◆ Set problem ◆
Write out every entry word for word.

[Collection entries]
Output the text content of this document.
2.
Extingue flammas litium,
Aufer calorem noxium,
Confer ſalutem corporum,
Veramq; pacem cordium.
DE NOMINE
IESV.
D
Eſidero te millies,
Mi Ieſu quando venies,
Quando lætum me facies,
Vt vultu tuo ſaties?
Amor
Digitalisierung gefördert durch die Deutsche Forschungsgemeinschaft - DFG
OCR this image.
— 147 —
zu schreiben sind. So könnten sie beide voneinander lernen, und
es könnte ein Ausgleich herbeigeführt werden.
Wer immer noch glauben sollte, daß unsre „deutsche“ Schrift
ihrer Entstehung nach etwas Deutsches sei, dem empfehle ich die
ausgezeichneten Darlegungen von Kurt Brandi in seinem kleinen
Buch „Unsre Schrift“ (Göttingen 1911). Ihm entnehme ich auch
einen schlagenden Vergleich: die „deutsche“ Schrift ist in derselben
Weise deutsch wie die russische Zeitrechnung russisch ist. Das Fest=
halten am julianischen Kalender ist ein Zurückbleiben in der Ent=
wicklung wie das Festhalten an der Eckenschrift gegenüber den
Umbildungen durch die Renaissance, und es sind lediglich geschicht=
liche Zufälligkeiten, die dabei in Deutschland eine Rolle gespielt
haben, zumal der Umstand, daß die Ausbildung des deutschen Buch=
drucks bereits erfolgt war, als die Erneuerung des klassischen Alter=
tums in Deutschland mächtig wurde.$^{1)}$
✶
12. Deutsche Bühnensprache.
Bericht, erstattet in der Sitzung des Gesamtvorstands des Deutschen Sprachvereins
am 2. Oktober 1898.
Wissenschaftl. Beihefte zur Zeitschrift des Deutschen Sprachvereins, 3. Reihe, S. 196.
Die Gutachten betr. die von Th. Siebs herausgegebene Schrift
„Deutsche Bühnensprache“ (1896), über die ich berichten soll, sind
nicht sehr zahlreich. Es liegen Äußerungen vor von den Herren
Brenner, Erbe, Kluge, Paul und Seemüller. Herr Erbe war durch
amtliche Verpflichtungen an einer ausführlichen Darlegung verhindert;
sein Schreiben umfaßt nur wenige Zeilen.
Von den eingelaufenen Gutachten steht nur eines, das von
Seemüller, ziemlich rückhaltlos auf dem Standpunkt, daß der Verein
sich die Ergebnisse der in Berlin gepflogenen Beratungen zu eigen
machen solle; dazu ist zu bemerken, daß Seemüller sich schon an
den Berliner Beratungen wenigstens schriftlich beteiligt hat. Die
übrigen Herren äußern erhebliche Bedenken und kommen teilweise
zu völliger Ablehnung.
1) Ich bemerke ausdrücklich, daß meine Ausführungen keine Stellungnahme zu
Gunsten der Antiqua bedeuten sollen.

◆ Task solution ◆
Output the text content of this document.
2.
Extingue flammas litium,
Aufer calorem noxium,
Confer ſalutem corporum,
Veramq; pacem cordium.
DE NOMINE
IESV.
D
Eſidero te millies,
Mi Ieſu quando venies,
Quando lætum me facies,
Vt vultu tuo ſaties?
Amor
Digitalisierung gefördert durch die Deutsche Forschungsgemeinschaft - DFG
OCR this image.
— 147 —
zu schreiben sind. So könnten sie beide voneinander lernen, und
es könnte ein Ausgleich herbeigeführt werden.
Wer immer noch glauben sollte, daß unsre „deutsche“ Schrift
ihrer Entstehung nach etwas Deutsches sei, dem empfehle ich die
ausgezeichneten Darlegungen von Kurt Brandi in seinem kleinen
Buch „Unsre Schrift“ (Göttingen 1911). Ihm entnehme ich auch
einen schlagenden Vergleich: die „deutsche“ Schrift ist in derselben
Weise deutsch wie die russische Zeitrechnung russisch ist. Das Fest=
halten am julianischen Kalender ist ein Zurückbleiben in der Ent=
wicklung wie das Festhalten an der Eckenschrift gegenüber den
Umbildungen durch die Renaissance, und es sind lediglich geschicht=
liche Zufälligkeiten, die dabei in Deutschland eine Rolle gespielt
haben, zumal der Umstand, daß die Ausbildung des deutschen Buch=
drucks bereits erfolgt war, als die Erneuerung des klassischen Alter=
tums in Deutschland mächtig wurde.$^{1)}$
✶
12. Deutsche Bühnensprache.
Bericht, erstattet in der Sitzung des Gesamtvorstands des Deutschen Sprachvereins
am 2. Oktober 1898.
Wissenschaftl. Beihefte zur Zeitschrift des Deutschen Sprachvereins, 3. Reihe, S. 196.
Die Gutachten betr. die von Th. Siebs herausgegebene Schrift
„Deutsche Bühnensprache“ (1896), über die ich berichten soll, sind
nicht sehr zahlreich. Es liegen Äußerungen vor von den Herren
Brenner, Erbe, Kluge, Paul und Seemüller. Herr Erbe war durch
amtliche Verpflichtungen an einer ausführlichen Darlegung verhindert;
sein Schreiben umfaßt nur wenige Zeilen.
Von den eingelaufenen Gutachten steht nur eines, das von
Seemüller, ziemlich rückhaltlos auf dem Standpunkt, daß der Verein
sich die Ergebnisse der in Berlin gepflogenen Beratungen zu eigen
machen solle; dazu ist zu bemerken, daß Seemüller sich schon an
den Berliner Beratungen wenigstens schriftlich beteiligt hat. Die
übrigen Herren äußern erhebliche Bedenken und kommen teilweise
zu völliger Ablehnung.
1) Ich bemerke ausdrücklich, daß meine Ausführungen keine Stellungnahme zu
Gunsten der Antiqua bedeuten sollen.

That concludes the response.